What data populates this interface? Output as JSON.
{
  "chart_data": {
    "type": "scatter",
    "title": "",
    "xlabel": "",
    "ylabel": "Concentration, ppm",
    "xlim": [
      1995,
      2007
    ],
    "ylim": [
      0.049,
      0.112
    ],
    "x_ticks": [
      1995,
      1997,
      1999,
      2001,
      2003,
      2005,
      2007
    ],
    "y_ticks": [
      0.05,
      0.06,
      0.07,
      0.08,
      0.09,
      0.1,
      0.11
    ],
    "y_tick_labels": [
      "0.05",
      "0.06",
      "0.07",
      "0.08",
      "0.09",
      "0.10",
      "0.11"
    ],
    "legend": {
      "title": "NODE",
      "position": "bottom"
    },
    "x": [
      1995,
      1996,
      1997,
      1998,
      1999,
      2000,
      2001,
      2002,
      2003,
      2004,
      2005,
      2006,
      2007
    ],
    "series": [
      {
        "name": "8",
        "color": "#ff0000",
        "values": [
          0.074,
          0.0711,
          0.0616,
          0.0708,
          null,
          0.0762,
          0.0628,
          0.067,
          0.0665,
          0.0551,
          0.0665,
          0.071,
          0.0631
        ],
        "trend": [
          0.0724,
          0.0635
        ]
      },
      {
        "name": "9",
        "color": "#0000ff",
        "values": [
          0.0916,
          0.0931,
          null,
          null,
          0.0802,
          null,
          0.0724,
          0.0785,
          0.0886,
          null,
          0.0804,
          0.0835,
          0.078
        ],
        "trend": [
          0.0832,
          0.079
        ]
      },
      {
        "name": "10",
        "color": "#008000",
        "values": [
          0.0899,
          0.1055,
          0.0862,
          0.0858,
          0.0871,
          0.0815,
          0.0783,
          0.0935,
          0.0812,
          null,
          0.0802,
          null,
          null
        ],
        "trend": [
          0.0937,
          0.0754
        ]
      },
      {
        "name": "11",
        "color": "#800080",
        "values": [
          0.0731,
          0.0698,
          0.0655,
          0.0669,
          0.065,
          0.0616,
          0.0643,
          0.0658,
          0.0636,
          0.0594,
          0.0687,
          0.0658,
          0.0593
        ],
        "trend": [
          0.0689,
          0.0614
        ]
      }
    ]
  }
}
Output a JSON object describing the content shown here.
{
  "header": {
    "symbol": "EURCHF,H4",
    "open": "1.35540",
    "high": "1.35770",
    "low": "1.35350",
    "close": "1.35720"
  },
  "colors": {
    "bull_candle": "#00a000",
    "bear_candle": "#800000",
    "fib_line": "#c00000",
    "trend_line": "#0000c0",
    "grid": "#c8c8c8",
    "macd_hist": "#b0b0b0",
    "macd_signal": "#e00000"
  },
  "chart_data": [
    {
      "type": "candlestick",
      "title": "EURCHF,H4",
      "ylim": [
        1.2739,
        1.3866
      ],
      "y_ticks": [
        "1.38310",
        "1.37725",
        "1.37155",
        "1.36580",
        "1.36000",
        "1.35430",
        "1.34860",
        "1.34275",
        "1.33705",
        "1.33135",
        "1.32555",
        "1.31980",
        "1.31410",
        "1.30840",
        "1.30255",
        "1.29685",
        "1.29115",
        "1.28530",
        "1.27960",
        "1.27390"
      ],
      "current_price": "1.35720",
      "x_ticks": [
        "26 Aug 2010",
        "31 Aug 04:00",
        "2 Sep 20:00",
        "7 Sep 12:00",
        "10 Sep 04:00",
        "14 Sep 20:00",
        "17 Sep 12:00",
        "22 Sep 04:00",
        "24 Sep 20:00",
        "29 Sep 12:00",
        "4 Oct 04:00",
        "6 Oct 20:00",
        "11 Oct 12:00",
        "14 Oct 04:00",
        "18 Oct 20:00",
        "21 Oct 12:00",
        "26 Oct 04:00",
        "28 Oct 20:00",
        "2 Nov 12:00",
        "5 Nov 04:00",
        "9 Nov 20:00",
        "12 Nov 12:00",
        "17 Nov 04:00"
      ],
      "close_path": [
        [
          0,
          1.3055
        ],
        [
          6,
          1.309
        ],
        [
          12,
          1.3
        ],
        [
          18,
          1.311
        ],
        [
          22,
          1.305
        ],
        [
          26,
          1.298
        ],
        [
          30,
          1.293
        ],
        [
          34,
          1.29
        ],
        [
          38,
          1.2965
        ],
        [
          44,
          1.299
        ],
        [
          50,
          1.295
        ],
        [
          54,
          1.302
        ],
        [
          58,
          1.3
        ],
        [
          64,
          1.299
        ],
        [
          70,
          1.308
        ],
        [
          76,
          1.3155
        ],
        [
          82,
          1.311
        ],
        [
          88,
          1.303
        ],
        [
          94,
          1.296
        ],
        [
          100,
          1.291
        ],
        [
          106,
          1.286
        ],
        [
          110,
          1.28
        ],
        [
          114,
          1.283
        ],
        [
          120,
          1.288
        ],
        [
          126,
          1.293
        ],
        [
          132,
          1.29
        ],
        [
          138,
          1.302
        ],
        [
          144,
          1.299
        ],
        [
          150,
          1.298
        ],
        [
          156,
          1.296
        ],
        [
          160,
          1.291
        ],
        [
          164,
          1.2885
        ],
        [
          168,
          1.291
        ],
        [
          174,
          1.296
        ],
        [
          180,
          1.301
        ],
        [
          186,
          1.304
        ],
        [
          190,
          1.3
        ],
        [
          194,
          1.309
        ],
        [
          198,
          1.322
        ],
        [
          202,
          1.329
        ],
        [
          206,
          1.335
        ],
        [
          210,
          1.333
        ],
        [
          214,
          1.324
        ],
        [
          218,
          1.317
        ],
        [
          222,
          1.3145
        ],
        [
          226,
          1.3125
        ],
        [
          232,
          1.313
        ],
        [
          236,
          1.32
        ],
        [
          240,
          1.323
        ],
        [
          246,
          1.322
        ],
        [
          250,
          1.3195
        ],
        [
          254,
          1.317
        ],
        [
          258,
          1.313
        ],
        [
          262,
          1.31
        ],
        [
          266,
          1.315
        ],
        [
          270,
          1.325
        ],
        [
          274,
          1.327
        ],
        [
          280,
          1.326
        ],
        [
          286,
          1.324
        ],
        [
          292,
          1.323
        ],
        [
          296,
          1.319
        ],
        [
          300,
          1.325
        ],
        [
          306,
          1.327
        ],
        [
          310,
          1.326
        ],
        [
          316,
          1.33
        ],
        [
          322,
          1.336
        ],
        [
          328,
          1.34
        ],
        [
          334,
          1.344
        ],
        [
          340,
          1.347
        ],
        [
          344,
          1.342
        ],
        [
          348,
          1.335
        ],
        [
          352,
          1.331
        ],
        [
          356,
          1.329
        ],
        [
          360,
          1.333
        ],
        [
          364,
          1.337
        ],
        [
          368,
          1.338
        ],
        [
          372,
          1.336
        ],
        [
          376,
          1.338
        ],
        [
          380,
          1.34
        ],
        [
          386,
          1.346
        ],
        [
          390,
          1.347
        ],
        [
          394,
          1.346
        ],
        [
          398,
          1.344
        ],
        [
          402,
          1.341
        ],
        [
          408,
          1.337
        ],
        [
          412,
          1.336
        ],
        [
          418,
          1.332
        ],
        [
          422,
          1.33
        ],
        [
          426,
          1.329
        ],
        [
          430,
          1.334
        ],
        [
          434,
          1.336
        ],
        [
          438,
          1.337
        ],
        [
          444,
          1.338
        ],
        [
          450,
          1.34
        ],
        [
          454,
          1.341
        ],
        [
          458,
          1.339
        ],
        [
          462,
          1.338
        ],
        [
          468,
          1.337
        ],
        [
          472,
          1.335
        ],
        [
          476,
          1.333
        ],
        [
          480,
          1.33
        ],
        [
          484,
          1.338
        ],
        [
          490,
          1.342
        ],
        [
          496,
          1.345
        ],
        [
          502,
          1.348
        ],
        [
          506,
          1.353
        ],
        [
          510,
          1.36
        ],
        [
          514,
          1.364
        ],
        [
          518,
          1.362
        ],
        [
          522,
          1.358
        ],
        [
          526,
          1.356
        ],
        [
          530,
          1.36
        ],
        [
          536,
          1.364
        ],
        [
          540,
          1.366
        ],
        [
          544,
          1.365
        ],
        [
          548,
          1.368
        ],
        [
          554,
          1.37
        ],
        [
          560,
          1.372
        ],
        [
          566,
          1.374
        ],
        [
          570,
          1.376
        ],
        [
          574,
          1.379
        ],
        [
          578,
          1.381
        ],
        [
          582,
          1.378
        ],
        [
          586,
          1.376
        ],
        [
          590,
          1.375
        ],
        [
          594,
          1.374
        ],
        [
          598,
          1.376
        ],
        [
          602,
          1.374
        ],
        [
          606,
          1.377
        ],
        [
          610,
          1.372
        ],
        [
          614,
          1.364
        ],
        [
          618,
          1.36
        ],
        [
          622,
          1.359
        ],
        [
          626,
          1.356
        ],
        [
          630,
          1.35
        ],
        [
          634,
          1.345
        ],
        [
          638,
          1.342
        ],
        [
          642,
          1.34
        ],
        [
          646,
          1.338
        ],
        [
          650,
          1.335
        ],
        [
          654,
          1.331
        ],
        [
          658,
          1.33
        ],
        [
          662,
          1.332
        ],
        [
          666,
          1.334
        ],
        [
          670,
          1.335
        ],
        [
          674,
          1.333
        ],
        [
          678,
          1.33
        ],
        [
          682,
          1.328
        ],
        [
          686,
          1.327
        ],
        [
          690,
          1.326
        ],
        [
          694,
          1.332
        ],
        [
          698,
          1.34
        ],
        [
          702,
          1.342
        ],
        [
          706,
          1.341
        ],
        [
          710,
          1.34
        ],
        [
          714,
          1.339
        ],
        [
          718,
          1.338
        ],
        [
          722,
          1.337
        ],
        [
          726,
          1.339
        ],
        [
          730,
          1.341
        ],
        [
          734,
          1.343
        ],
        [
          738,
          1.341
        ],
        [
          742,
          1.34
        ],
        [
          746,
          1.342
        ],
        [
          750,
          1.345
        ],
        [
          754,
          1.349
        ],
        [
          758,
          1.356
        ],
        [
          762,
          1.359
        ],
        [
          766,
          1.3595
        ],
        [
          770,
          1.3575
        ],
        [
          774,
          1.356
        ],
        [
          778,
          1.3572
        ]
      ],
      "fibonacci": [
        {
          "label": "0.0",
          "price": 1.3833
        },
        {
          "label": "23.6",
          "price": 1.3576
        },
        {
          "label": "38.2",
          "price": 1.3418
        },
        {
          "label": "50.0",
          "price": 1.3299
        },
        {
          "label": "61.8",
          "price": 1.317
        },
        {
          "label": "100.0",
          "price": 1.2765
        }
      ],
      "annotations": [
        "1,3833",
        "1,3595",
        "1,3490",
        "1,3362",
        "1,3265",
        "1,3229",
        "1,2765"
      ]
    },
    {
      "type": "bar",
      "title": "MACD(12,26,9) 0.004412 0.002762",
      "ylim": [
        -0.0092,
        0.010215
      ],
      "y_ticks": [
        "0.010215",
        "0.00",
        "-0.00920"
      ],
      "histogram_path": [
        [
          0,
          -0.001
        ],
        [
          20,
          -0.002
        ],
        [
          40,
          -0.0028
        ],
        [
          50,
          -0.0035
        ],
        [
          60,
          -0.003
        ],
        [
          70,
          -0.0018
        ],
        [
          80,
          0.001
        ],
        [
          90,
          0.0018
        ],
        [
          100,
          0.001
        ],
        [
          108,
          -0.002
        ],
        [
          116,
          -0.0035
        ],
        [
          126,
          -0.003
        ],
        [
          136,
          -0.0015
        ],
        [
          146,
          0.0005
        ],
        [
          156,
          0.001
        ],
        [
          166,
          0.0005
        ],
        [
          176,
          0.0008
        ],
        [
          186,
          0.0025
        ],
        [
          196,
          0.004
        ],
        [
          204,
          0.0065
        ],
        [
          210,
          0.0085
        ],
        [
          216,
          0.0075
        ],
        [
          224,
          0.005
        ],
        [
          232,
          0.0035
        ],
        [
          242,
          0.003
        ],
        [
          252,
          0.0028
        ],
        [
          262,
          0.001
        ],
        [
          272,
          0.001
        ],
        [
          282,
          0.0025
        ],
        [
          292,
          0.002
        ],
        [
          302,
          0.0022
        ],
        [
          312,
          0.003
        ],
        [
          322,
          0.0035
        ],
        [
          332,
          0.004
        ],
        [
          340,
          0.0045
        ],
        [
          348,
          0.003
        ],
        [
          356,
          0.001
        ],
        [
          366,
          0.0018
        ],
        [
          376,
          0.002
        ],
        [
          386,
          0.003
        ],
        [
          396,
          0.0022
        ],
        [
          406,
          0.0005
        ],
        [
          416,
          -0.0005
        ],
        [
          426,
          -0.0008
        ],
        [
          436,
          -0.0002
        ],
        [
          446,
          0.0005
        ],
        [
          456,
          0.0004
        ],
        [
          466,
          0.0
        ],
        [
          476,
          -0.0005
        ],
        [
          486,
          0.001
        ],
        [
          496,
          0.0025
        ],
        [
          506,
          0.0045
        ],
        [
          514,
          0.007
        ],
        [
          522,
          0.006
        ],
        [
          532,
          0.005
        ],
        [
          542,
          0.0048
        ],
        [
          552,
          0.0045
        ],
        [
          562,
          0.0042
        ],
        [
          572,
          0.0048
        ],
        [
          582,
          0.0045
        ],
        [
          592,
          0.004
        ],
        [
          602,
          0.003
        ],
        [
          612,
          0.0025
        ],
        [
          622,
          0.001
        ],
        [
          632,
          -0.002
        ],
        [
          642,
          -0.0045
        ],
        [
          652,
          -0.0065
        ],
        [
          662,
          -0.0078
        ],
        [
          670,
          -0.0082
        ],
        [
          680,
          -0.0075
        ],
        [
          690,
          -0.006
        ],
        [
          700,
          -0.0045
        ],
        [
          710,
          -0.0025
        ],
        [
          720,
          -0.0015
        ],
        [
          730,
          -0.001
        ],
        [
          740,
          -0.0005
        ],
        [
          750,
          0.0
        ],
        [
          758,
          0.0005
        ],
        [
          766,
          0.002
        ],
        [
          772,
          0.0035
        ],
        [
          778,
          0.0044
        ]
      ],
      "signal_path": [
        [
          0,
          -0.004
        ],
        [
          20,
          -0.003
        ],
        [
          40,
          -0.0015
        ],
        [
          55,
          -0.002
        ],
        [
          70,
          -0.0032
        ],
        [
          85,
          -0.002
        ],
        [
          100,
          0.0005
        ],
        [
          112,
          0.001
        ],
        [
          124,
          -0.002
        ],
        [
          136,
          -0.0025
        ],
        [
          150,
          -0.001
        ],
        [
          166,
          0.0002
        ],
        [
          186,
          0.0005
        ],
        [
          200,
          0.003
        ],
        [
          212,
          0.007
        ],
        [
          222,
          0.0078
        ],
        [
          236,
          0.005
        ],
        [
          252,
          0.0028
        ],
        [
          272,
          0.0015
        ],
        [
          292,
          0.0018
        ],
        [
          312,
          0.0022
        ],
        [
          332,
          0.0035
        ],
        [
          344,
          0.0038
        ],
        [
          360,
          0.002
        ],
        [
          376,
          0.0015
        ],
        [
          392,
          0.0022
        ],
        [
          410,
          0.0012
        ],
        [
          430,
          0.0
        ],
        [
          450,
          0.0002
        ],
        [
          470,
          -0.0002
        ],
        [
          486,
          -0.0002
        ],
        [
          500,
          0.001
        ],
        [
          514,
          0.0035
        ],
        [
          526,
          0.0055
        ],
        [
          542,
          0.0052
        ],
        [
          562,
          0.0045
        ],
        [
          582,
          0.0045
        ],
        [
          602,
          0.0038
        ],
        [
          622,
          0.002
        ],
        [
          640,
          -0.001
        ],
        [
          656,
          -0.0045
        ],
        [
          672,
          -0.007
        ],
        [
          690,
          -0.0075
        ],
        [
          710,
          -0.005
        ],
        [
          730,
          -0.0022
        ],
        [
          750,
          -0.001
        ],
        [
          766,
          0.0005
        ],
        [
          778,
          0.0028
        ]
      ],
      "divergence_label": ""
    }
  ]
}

__TASK OBJECTIVE__
Copy out every line with the word "title".

__TASK OUTPUT__
    "title": "",
      "title": "NODE",
      "title": "EURCHF,H4",
      "title": "MACD(12,26,9) 0.004412 0.002762",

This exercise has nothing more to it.